* BEGIN Records *

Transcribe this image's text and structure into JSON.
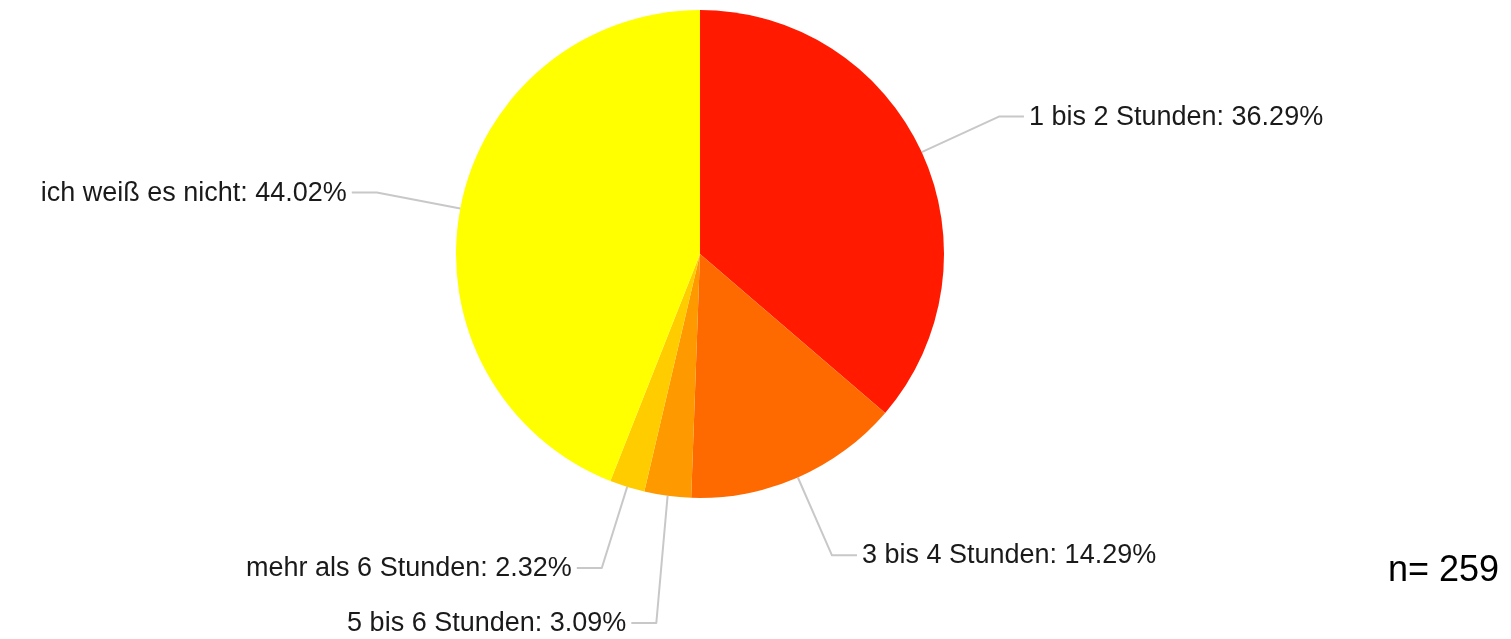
{
  "chart_data": {
    "type": "pie",
    "categories": [
      "1 bis 2 Stunden",
      "3 bis 4 Stunden",
      "5 bis 6 Stunden",
      "mehr als 6 Stunden",
      "ich weiß es nicht"
    ],
    "values": [
      36.29,
      14.29,
      3.09,
      2.32,
      44.02
    ],
    "colors": [
      "#ff1a00",
      "#ff6a00",
      "#ff9900",
      "#ffcc00",
      "#ffff00"
    ],
    "value_labels": [
      "36.29%",
      "14.29%",
      "3.09%",
      "2.32%",
      "44.02%"
    ],
    "annotations": [
      "n= 259"
    ]
  }
}
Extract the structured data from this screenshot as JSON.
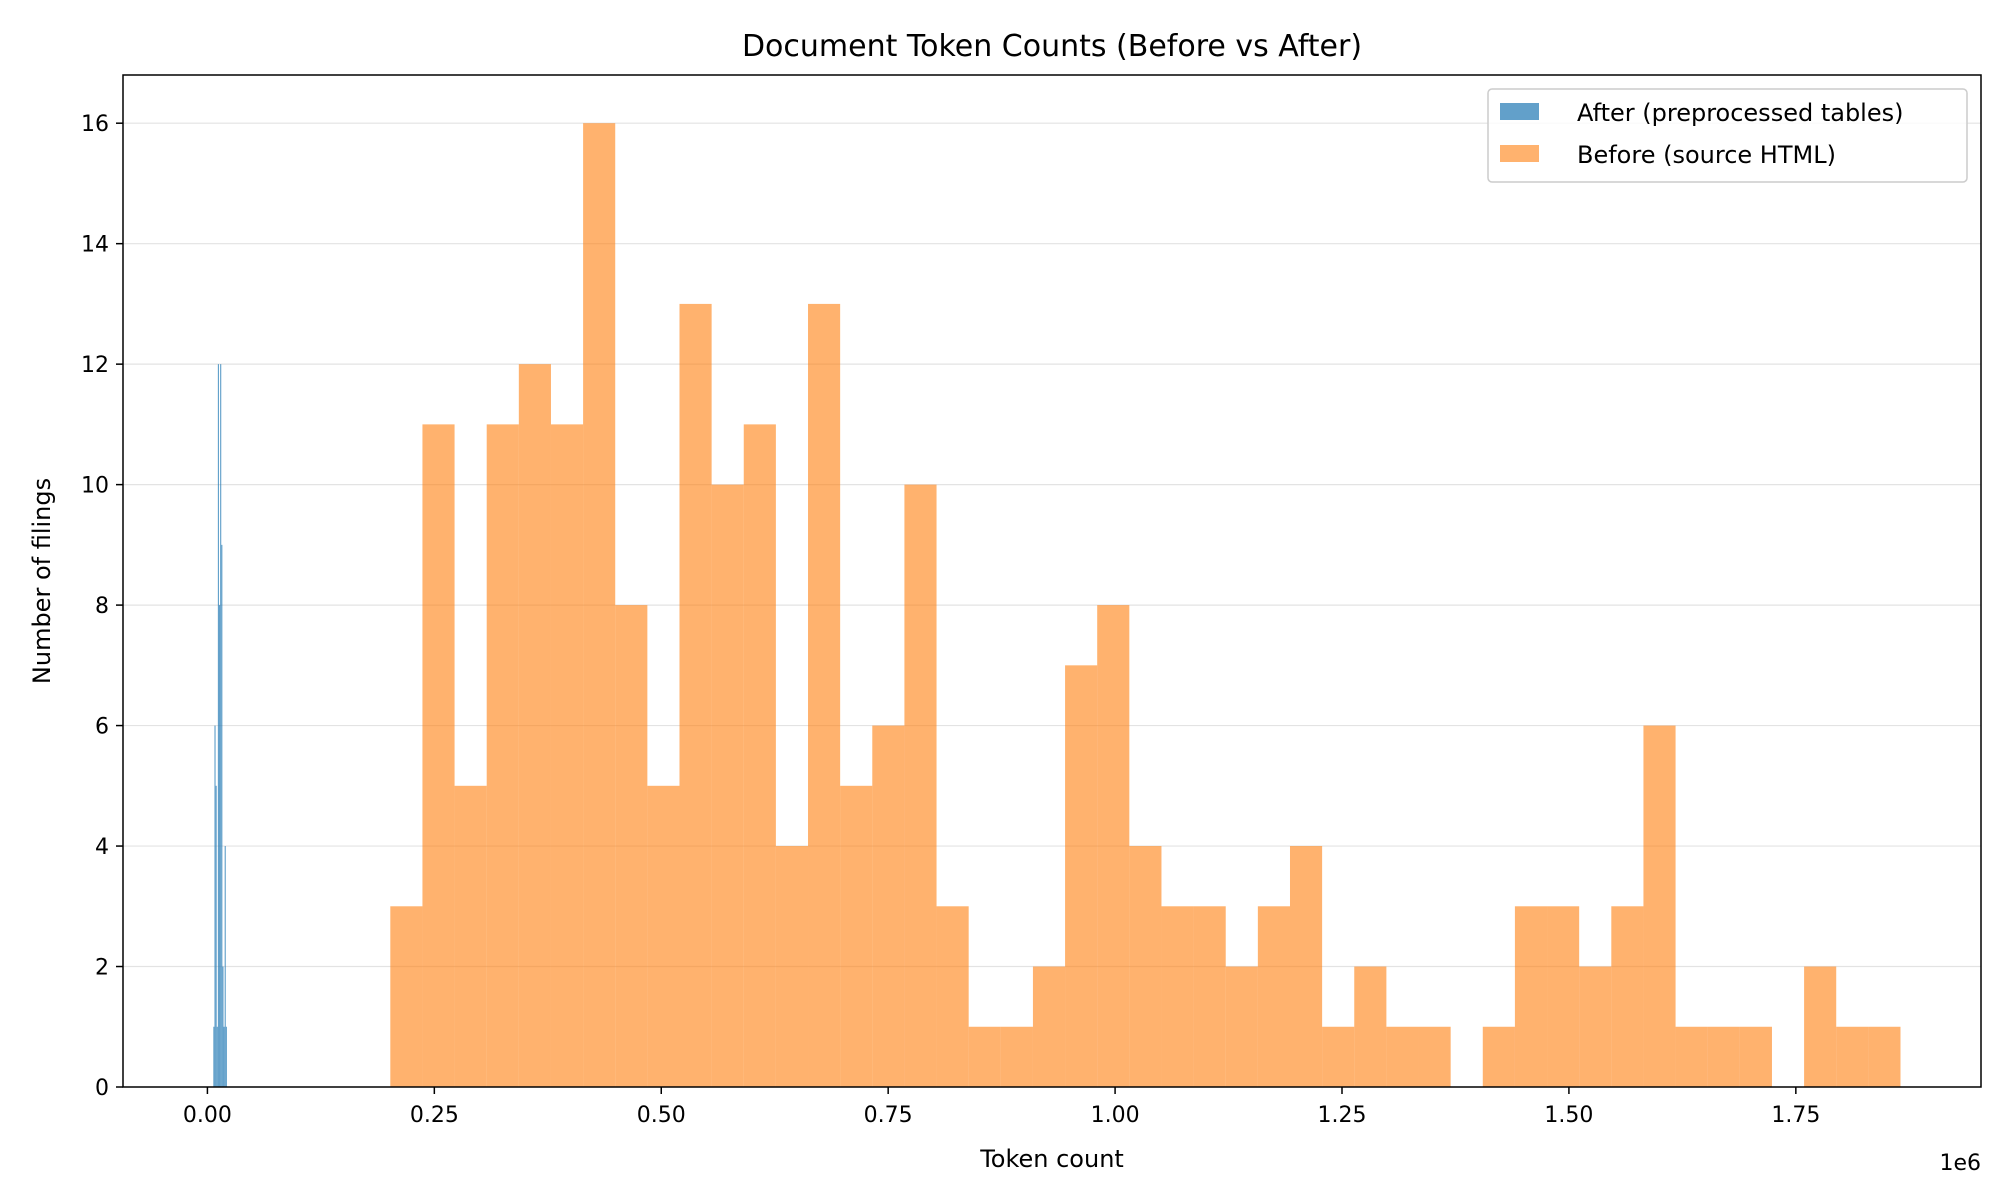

* END Records *

> [The problem] Return the listing above word for word, with the pictures removed.

> [Response]
Transcribe this image's text and structure into JSON.
{
  "chart_data": {
    "type": "pie",
    "categories": [
      "1 bis 2 Stunden",
      "3 bis 4 Stunden",
      "5 bis 6 Stunden",
      "mehr als 6 Stunden",
      "ich weiß es nicht"
    ],
    "values": [
      36.29,
      14.29,
      3.09,
      2.32,
      44.02
    ],
    "colors": [
      "#ff1a00",
      "#ff6a00",
      "#ff9900",
      "#ffcc00",
      "#ffff00"
    ],
    "value_labels": [
      "36.29%",
      "14.29%",
      "3.09%",
      "2.32%",
      "44.02%"
    ],
    "annotations": [
      "n= 259"
    ]
  }
}
Extract the structured data from this screenshot as JSON.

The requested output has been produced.